Stated goal => Each line that follows should be printed again exactly as it stands.

╔══

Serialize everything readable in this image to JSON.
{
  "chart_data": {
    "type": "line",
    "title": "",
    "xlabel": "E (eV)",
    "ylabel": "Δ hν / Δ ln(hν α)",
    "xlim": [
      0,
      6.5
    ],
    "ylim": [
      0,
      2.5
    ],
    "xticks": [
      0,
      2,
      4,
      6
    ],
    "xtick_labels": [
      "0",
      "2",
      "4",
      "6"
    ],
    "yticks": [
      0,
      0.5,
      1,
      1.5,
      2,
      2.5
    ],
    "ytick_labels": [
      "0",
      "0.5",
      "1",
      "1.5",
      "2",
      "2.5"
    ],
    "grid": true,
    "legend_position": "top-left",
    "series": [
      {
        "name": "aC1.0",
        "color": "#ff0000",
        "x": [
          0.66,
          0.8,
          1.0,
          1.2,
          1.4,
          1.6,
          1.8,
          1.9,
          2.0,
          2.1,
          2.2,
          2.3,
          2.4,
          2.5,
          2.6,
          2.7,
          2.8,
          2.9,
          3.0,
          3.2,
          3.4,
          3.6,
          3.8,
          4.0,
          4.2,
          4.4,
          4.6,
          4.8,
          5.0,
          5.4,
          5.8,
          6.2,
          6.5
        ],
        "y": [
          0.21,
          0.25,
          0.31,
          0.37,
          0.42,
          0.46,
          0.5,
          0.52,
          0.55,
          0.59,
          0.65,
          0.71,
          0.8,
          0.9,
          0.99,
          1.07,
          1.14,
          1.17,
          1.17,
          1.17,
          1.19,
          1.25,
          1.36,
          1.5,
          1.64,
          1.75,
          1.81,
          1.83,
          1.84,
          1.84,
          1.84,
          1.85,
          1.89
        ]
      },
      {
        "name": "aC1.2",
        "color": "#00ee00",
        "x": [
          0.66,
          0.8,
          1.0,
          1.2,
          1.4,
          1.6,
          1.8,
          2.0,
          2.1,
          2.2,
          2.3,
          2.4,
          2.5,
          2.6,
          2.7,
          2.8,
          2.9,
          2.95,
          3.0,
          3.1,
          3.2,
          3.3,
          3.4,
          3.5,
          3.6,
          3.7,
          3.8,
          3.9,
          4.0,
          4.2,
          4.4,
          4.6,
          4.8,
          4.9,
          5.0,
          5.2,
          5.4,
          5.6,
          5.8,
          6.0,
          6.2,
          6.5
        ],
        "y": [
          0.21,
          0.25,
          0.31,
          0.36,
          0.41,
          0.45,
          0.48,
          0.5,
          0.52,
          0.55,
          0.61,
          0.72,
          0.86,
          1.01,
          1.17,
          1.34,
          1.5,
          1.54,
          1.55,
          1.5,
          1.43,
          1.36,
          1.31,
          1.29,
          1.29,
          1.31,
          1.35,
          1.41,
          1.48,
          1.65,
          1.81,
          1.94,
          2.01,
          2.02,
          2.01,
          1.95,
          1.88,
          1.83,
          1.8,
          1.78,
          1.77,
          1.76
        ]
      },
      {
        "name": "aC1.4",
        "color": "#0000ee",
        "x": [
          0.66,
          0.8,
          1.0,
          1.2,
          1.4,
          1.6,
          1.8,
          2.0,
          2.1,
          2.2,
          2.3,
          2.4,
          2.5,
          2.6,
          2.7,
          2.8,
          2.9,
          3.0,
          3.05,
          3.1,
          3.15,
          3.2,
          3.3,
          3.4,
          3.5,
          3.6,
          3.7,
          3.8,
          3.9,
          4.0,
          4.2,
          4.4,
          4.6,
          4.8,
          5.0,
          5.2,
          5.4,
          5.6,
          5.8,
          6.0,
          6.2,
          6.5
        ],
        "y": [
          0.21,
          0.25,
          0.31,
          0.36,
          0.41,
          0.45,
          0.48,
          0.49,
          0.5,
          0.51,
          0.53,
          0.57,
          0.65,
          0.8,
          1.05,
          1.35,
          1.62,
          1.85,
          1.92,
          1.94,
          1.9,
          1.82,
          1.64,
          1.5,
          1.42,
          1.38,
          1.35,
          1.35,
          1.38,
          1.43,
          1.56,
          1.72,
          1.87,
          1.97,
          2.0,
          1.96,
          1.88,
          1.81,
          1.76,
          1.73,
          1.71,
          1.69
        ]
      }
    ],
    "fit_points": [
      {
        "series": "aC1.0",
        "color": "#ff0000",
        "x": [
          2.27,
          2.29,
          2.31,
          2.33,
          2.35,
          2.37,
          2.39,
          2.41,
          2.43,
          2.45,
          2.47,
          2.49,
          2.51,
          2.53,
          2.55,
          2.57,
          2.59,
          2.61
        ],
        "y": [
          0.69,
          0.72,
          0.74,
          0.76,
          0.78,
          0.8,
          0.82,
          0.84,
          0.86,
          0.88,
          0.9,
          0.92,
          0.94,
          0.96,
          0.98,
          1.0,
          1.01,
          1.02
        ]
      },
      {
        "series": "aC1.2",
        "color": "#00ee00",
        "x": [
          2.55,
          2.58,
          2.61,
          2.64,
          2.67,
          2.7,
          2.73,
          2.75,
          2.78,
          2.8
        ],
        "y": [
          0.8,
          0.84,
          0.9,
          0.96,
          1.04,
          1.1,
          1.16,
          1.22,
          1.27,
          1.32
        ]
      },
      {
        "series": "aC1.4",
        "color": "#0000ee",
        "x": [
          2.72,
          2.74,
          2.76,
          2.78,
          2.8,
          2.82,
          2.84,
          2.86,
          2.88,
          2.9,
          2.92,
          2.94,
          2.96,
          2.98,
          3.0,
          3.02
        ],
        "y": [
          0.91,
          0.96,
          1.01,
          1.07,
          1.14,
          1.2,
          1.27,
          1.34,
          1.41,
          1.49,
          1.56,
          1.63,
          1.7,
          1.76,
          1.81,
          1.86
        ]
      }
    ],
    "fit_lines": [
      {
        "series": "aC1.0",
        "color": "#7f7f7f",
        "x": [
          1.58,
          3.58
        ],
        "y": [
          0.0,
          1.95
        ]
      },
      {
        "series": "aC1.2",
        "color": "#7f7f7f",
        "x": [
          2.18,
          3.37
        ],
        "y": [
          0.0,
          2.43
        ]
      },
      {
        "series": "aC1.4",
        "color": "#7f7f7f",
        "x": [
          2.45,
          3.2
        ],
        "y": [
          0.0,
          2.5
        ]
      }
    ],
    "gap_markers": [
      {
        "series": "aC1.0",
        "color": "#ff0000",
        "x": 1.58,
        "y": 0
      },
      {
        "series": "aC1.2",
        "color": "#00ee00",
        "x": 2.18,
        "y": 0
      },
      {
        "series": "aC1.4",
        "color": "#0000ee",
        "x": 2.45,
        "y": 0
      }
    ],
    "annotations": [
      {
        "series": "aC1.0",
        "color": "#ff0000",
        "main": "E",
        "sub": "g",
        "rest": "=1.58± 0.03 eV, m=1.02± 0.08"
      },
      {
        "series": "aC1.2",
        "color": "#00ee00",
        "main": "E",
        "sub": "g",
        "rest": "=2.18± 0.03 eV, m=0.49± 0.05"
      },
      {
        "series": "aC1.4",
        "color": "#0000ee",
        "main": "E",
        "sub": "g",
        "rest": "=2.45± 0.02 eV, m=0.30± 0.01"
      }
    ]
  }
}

╚══

In response =>
Serialize everything readable in this image to JSON.
{
  "chart_data": {
    "type": "line",
    "title": "",
    "xlabel": "E (eV)",
    "ylabel": "Δ hν / Δ ln(hν α)",
    "xlim": [
      0,
      6.5
    ],
    "ylim": [
      0,
      2.5
    ],
    "xticks": [
      0,
      2,
      4,
      6
    ],
    "xtick_labels": [
      "0",
      "2",
      "4",
      "6"
    ],
    "yticks": [
      0,
      0.5,
      1,
      1.5,
      2,
      2.5
    ],
    "ytick_labels": [
      "0",
      "0.5",
      "1",
      "1.5",
      "2",
      "2.5"
    ],
    "grid": true,
    "legend_position": "top-left",
    "series": [
      {
        "name": "aC1.0",
        "color": "#ff0000",
        "x": [
          0.66,
          0.8,
          1.0,
          1.2,
          1.4,
          1.6,
          1.8,
          1.9,
          2.0,
          2.1,
          2.2,
          2.3,
          2.4,
          2.5,
          2.6,
          2.7,
          2.8,
          2.9,
          3.0,
          3.2,
          3.4,
          3.6,
          3.8,
          4.0,
          4.2,
          4.4,
          4.6,
          4.8,
          5.0,
          5.4,
          5.8,
          6.2,
          6.5
        ],
        "y": [
          0.21,
          0.25,
          0.31,
          0.37,
          0.42,
          0.46,
          0.5,
          0.52,
          0.55,
          0.59,
          0.65,
          0.71,
          0.8,
          0.9,
          0.99,
          1.07,
          1.14,
          1.17,
          1.17,
          1.17,
          1.19,
          1.25,
          1.36,
          1.5,
          1.64,
          1.75,
          1.81,
          1.83,
          1.84,
          1.84,
          1.84,
          1.85,
          1.89
        ]
      },
      {
        "name": "aC1.2",
        "color": "#00ee00",
        "x": [
          0.66,
          0.8,
          1.0,
          1.2,
          1.4,
          1.6,
          1.8,
          2.0,
          2.1,
          2.2,
          2.3,
          2.4,
          2.5,
          2.6,
          2.7,
          2.8,
          2.9,
          2.95,
          3.0,
          3.1,
          3.2,
          3.3,
          3.4,
          3.5,
          3.6,
          3.7,
          3.8,
          3.9,
          4.0,
          4.2,
          4.4,
          4.6,
          4.8,
          4.9,
          5.0,
          5.2,
          5.4,
          5.6,
          5.8,
          6.0,
          6.2,
          6.5
        ],
        "y": [
          0.21,
          0.25,
          0.31,
          0.36,
          0.41,
          0.45,
          0.48,
          0.5,
          0.52,
          0.55,
          0.61,
          0.72,
          0.86,
          1.01,
          1.17,
          1.34,
          1.5,
          1.54,
          1.55,
          1.5,
          1.43,
          1.36,
          1.31,
          1.29,
          1.29,
          1.31,
          1.35,
          1.41,
          1.48,
          1.65,
          1.81,
          1.94,
          2.01,
          2.02,
          2.01,
          1.95,
          1.88,
          1.83,
          1.8,
          1.78,
          1.77,
          1.76
        ]
      },
      {
        "name": "aC1.4",
        "color": "#0000ee",
        "x": [
          0.66,
          0.8,
          1.0,
          1.2,
          1.4,
          1.6,
          1.8,
          2.0,
          2.1,
          2.2,
          2.3,
          2.4,
          2.5,
          2.6,
          2.7,
          2.8,
          2.9,
          3.0,
          3.05,
          3.1,
          3.15,
          3.2,
          3.3,
          3.4,
          3.5,
          3.6,
          3.7,
          3.8,
          3.9,
          4.0,
          4.2,
          4.4,
          4.6,
          4.8,
          5.0,
          5.2,
          5.4,
          5.6,
          5.8,
          6.0,
          6.2,
          6.5
        ],
        "y": [
          0.21,
          0.25,
          0.31,
          0.36,
          0.41,
          0.45,
          0.48,
          0.49,
          0.5,
          0.51,
          0.53,
          0.57,
          0.65,
          0.8,
          1.05,
          1.35,
          1.62,
          1.85,
          1.92,
          1.94,
          1.9,
          1.82,
          1.64,
          1.5,
          1.42,
          1.38,
          1.35,
          1.35,
          1.38,
          1.43,
          1.56,
          1.72,
          1.87,
          1.97,
          2.0,
          1.96,
          1.88,
          1.81,
          1.76,
          1.73,
          1.71,
          1.69
        ]
      }
    ],
    "fit_points": [
      {
        "series": "aC1.0",
        "color": "#ff0000",
        "x": [
          2.27,
          2.29,
          2.31,
          2.33,
          2.35,
          2.37,
          2.39,
          2.41,
          2.43,
          2.45,
          2.47,
          2.49,
          2.51,
          2.53,
          2.55,
          2.57,
          2.59,
          2.61
        ],
        "y": [
          0.69,
          0.72,
          0.74,
          0.76,
          0.78,
          0.8,
          0.82,
          0.84,
          0.86,
          0.88,
          0.9,
          0.92,
          0.94,
          0.96,
          0.98,
          1.0,
          1.01,
          1.02
        ]
      },
      {
        "series": "aC1.2",
        "color": "#00ee00",
        "x": [
          2.55,
          2.58,
          2.61,
          2.64,
          2.67,
          2.7,
          2.73,
          2.75,
          2.78,
          2.8
        ],
        "y": [
          0.8,
          0.84,
          0.9,
          0.96,
          1.04,
          1.1,
          1.16,
          1.22,
          1.27,
          1.32
        ]
      },
      {
        "series": "aC1.4",
        "color": "#0000ee",
        "x": [
          2.72,
          2.74,
          2.76,
          2.78,
          2.8,
          2.82,
          2.84,
          2.86,
          2.88,
          2.9,
          2.92,
          2.94,
          2.96,
          2.98,
          3.0,
          3.02
        ],
        "y": [
          0.91,
          0.96,
          1.01,
          1.07,
          1.14,
          1.2,
          1.27,
          1.34,
          1.41,
          1.49,
          1.56,
          1.63,
          1.7,
          1.76,
          1.81,
          1.86
        ]
      }
    ],
    "fit_lines": [
      {
        "series": "aC1.0",
        "color": "#7f7f7f",
        "x": [
          1.58,
          3.58
        ],
        "y": [
          0.0,
          1.95
        ]
      },
      {
        "series": "aC1.2",
        "color": "#7f7f7f",
        "x": [
          2.18,
          3.37
        ],
        "y": [
          0.0,
          2.43
        ]
      },
      {
        "series": "aC1.4",
        "color": "#7f7f7f",
        "x": [
          2.45,
          3.2
        ],
        "y": [
          0.0,
          2.5
        ]
      }
    ],
    "gap_markers": [
      {
        "series": "aC1.0",
        "color": "#ff0000",
        "x": 1.58,
        "y": 0
      },
      {
        "series": "aC1.2",
        "color": "#00ee00",
        "x": 2.18,
        "y": 0
      },
      {
        "series": "aC1.4",
        "color": "#0000ee",
        "x": 2.45,
        "y": 0
      }
    ],
    "annotations": [
      {
        "series": "aC1.0",
        "color": "#ff0000",
        "main": "E",
        "sub": "g",
        "rest": "=1.58± 0.03 eV, m=1.02± 0.08"
      },
      {
        "series": "aC1.2",
        "color": "#00ee00",
        "main": "E",
        "sub": "g",
        "rest": "=2.18± 0.03 eV, m=0.49± 0.05"
      },
      {
        "series": "aC1.4",
        "color": "#0000ee",
        "main": "E",
        "sub": "g",
        "rest": "=2.45± 0.02 eV, m=0.30± 0.01"
      }
    ]
  }
}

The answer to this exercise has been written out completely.